-- Begin --

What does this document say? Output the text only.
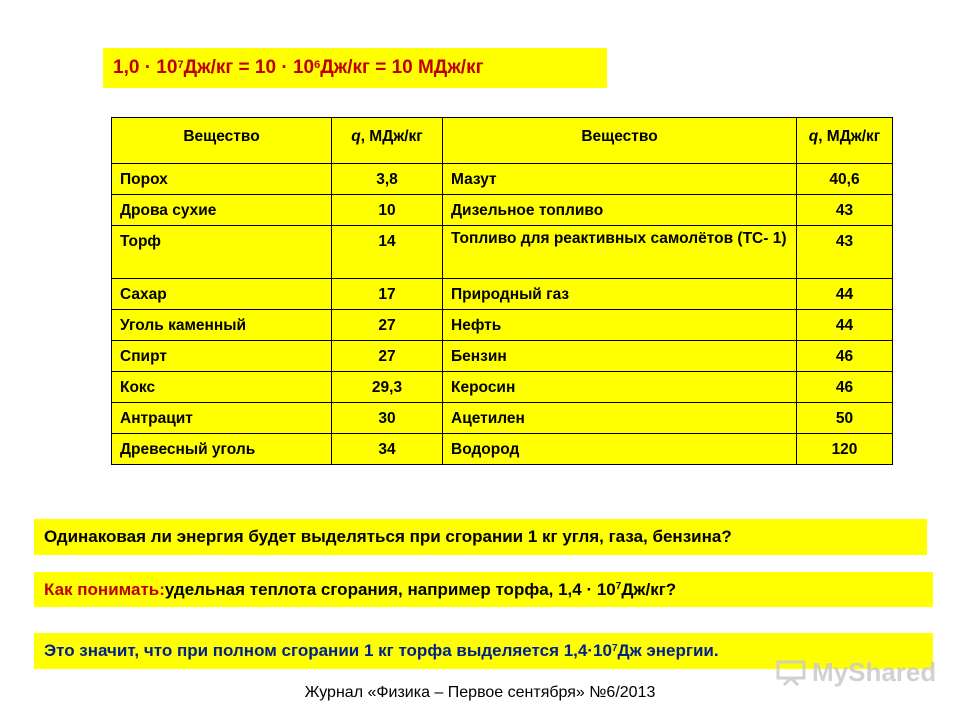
$1,0 \cdot 10^7$ $Дж/кг = 10 \cdot 10^6$ Дж/кг = 10 МДж/кг
Вещество	q, МДж/кг	Вещество	q, МДж/кг
Порох	3,8	Мазут	40,6
Дрова сухие	10	Дизельное топливо	43
Торф	14	Топливо для реактивных самолётов (ТС- 1)	43
Сахар	17	Природный газ	44
Уголь каменный	27	Нефть	44
Спирт	27	Бензин	46
Кокс	29,3	Керосин	46
Антрацит	30	Ацетилен	50
Древесный уголь	34	Водород	120
Одинаковая ли энергия будет выделяться при сгорании 1 кг угля, газа, бензина?
Как понимать: удельная теплота сгорания, например торфа, $1,4 \cdot 10^7$ Дж/кг?
Это значит, что при полном сгорании 1 кг торфа выделяется $1,4\cdot 10^7$ Дж энергии.
MyShared
Журнал «Физика – Первое сентября» №6/2013
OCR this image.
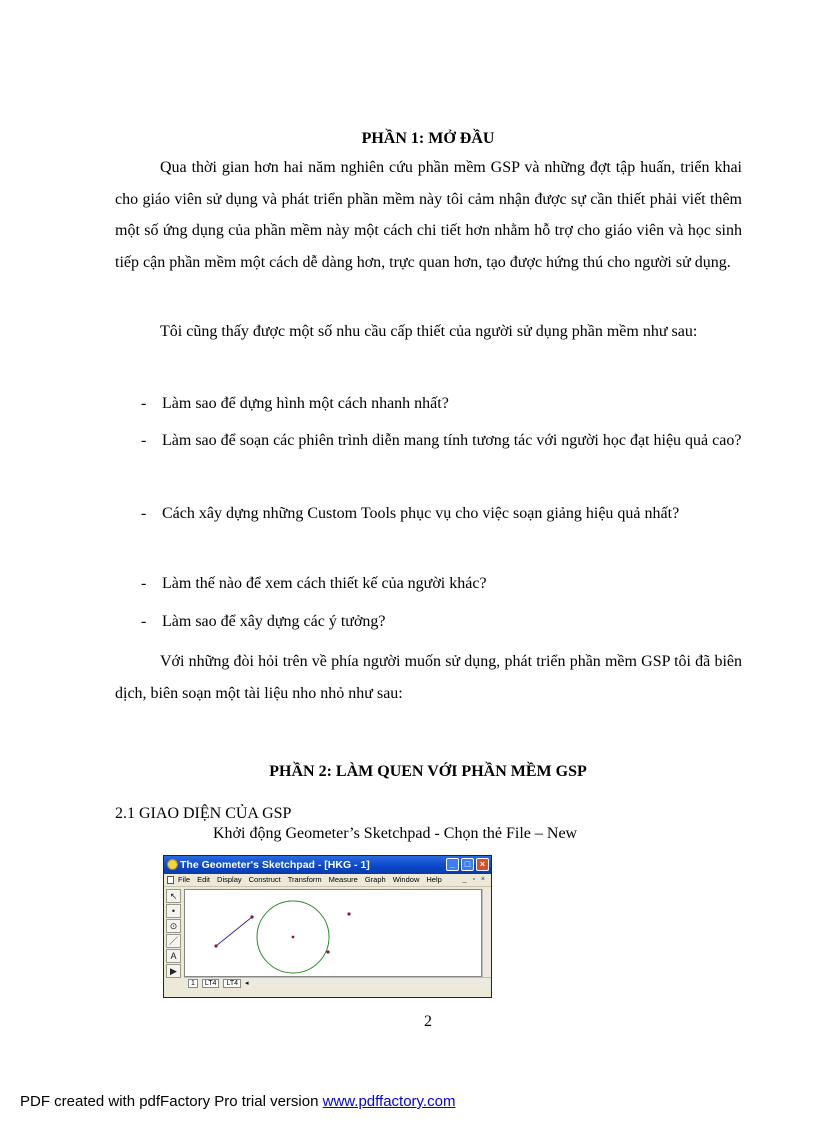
PHẦN 1: MỞ ĐẦU

Qua thời gian hơn hai năm nghiên cứu phần mềm GSP và những đợt tập huấn, triển khai cho giáo viên sử dụng và phát triển phần mềm này tôi cảm nhận được sự cần thiết phải viết thêm một số ứng dụng của phần mềm này một cách chi tiết hơn nhằm hỗ trợ cho giáo viên và học sinh tiếp cận phần mềm một cách dễ dàng hơn, trực quan hơn, tạo được hứng thú cho người sử dụng.

Tôi cũng thấy được một số nhu cầu cấp thiết của người sử dụng phần mềm như sau:

- Làm sao để dựng hình một cách nhanh nhất?
- Làm sao để soạn các phiên trình diễn mang tính tương tác với người học đạt hiệu quả cao?
- Cách xây dựng những Custom Tools phục vụ cho việc soạn giảng hiệu quả nhất?
- Làm thế nào để xem cách thiết kế của người khác?
- Làm sao để xây dựng các ý tưởng?

Với những đòi hỏi trên về phía người muốn sử dụng, phát triển phần mềm GSP tôi đã biên dịch, biên soạn một tài liệu nho nhỏ như sau:

PHẦN 2: LÀM QUEN VỚI PHẦN MỀM GSP
2.1 GIAO DIỆN CỦA GSP
Khởi động Geometer’s Sketchpad - Chọn thẻ File – New
The Geometer's Sketchpad - [HKG - 1]	_	□	×
File Edit Display Construct Transform Measure Graph Window Help	_ ▫ ×
↖
•
⊙
／
A
▶
1	LT4	LT4	◂
2
PDF created with pdfFactory Pro trial version www.pdffactory.com
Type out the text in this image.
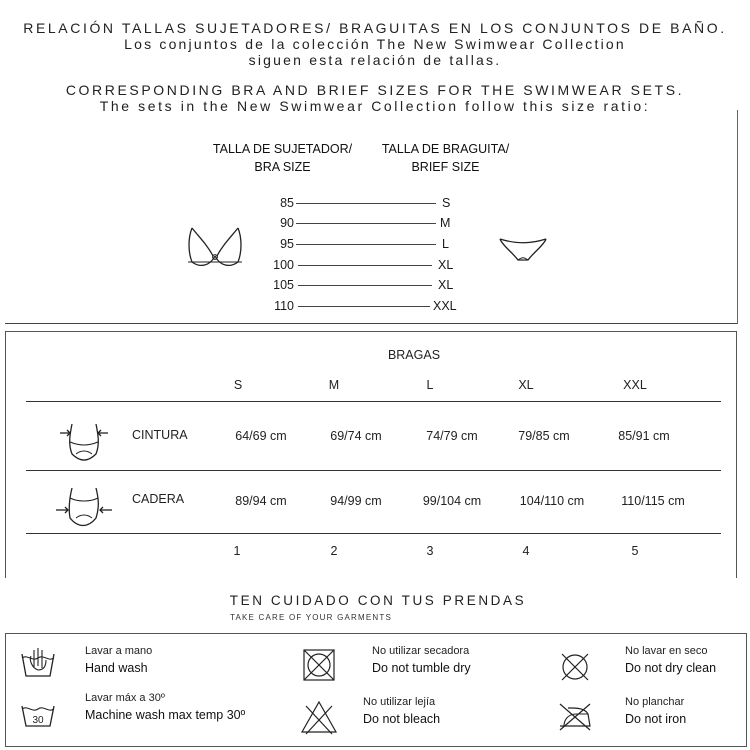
RELACIÓN TALLAS SUJETADORES/ BRAGUITAS EN LOS CONJUNTOS DE BAÑO.
Los conjuntos de la colección The New Swimwear Collection
siguen esta relación de tallas.
CORRESPONDING BRA AND BRIEF SIZES FOR THE SWIMWEAR SETS.
The sets in the New Swimwear Collection follow this size ratio:
TALLA DE SUJETADOR/
BRA SIZE
TALLA DE BRAGUITA/
BRIEF SIZE
85	S
90	M
95	L
100	XL
105	XL
110	XXL
BRAGAS
S	M	L	XL	XXL
CINTURA	64/69 cm	69/74 cm	74/79 cm	79/85 cm	85/91 cm
CADERA	89/94 cm	94/99 cm	99/104 cm	104/110 cm	110/115 cm
1	2	3	4	5
TEN CUIDADO CON TUS PRENDAS
TAKE CARE OF YOUR GARMENTS
Lavar a mano
Hand wash
30
Lavar máx a 30º
Machine wash max temp 30º
No utilizar secadora
Do not tumble dry
No utilizar lejía
Do not bleach
No lavar en seco
Do not dry clean
No planchar
Do not iron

-- End --

#### GOAL
Reproduce every line of the material precisely, omitting its pictures.

#### TASK RESULT
What does this document say? Output the text only.
$1,0 \cdot 10^7$ $Дж/кг = 10 \cdot 10^6$ Дж/кг = 10 МДж/кг
Вещество	q, МДж/кг	Вещество	q, МДж/кг
Порох	3,8	Мазут	40,6
Дрова сухие	10	Дизельное топливо	43
Торф	14	Топливо для реактивных самолётов (ТС- 1)	43
Сахар	17	Природный газ	44
Уголь каменный	27	Нефть	44
Спирт	27	Бензин	46
Кокс	29,3	Керосин	46
Антрацит	30	Ацетилен	50
Древесный уголь	34	Водород	120
Одинаковая ли энергия будет выделяться при сгорании 1 кг угля, газа, бензина?
Как понимать: удельная теплота сгорания, например торфа, $1,4 \cdot 10^7$ Дж/кг?
Это значит, что при полном сгорании 1 кг торфа выделяется $1,4\cdot 10^7$ Дж энергии.
MyShared
Журнал «Физика – Первое сентября» №6/2013
OCR this image.
PHẦN 1: MỞ ĐẦU

Qua thời gian hơn hai năm nghiên cứu phần mềm GSP và những đợt tập huấn, triển khai cho giáo viên sử dụng và phát triển phần mềm này tôi cảm nhận được sự cần thiết phải viết thêm một số ứng dụng của phần mềm này một cách chi tiết hơn nhằm hỗ trợ cho giáo viên và học sinh tiếp cận phần mềm một cách dễ dàng hơn, trực quan hơn, tạo được hứng thú cho người sử dụng.

Tôi cũng thấy được một số nhu cầu cấp thiết của người sử dụng phần mềm như sau:

- Làm sao để dựng hình một cách nhanh nhất?
- Làm sao để soạn các phiên trình diễn mang tính tương tác với người học đạt hiệu quả cao?
- Cách xây dựng những Custom Tools phục vụ cho việc soạn giảng hiệu quả nhất?
- Làm thế nào để xem cách thiết kế của người khác?
- Làm sao để xây dựng các ý tưởng?

Với những đòi hỏi trên về phía người muốn sử dụng, phát triển phần mềm GSP tôi đã biên dịch, biên soạn một tài liệu nho nhỏ như sau:

PHẦN 2: LÀM QUEN VỚI PHẦN MỀM GSP
2.1 GIAO DIỆN CỦA GSP
Khởi động Geometer’s Sketchpad - Chọn thẻ File – New
The Geometer's Sketchpad - [HKG - 1]	_	□	×
File Edit Display Construct Transform Measure Graph Window Help	_ ▫ ×
↖
•
⊙
／
A
▶
1	LT4	LT4	◂
2
PDF created with pdfFactory Pro trial version www.pdffactory.com
Type out the text in this image.
RELACIÓN TALLAS SUJETADORES/ BRAGUITAS EN LOS CONJUNTOS DE BAÑO.
Los conjuntos de la colección The New Swimwear Collection
siguen esta relación de tallas.
CORRESPONDING BRA AND BRIEF SIZES FOR THE SWIMWEAR SETS.
The sets in the New Swimwear Collection follow this size ratio:
TALLA DE SUJETADOR/
BRA SIZE
TALLA DE BRAGUITA/
BRIEF SIZE
85	S
90	M
95	L
100	XL
105	XL
110	XXL
BRAGAS
S	M	L	XL	XXL
CINTURA	64/69 cm	69/74 cm	74/79 cm	79/85 cm	85/91 cm
CADERA	89/94 cm	94/99 cm	99/104 cm	104/110 cm	110/115 cm
1	2	3	4	5
TEN CUIDADO CON TUS PRENDAS
TAKE CARE OF YOUR GARMENTS
Lavar a mano
Hand wash
30
Lavar máx a 30º
Machine wash max temp 30º
No utilizar secadora
Do not tumble dry
No utilizar lejía
Do not bleach
No lavar en seco
Do not dry clean
No planchar
Do not iron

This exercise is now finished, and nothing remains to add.